[Dataset excerpt]

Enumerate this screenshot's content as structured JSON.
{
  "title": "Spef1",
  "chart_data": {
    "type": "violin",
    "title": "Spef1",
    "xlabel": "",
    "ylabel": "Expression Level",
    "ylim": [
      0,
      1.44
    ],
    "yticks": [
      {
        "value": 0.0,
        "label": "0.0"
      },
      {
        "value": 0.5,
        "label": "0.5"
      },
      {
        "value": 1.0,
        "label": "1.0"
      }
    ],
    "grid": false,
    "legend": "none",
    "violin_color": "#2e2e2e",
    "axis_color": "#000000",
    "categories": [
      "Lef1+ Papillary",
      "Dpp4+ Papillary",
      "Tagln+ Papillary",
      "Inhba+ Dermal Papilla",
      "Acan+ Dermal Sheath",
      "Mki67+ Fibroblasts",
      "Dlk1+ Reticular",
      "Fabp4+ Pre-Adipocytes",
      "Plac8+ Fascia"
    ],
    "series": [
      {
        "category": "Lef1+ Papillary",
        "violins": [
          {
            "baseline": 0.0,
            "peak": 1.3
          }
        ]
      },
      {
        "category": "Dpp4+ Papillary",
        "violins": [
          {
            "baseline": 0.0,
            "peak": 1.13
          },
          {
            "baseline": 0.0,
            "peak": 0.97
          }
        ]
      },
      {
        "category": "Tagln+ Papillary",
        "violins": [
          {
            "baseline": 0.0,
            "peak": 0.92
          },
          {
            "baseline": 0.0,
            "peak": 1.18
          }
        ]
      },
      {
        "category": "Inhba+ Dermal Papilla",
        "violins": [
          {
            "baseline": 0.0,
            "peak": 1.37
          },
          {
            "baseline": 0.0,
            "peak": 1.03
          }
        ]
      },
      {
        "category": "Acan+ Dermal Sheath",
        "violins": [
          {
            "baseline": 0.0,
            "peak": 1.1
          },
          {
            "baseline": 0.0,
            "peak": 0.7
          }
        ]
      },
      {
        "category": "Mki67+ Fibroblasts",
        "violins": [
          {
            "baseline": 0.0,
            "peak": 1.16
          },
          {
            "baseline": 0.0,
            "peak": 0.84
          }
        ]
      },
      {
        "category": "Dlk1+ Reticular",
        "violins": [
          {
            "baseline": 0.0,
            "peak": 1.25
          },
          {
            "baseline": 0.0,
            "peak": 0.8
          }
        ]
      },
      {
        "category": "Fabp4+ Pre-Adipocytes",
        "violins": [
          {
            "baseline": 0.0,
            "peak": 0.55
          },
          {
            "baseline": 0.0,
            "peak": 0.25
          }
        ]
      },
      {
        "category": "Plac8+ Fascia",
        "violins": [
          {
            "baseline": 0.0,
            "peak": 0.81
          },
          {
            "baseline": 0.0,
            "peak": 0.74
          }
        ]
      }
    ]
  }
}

Task: Working from the listing above, pick out every line that has "Adipocytes" and copy it.

Reply to the task:
      "Fabp4+ Pre-Adipocytes",
        "category": "Fabp4+ Pre-Adipocytes",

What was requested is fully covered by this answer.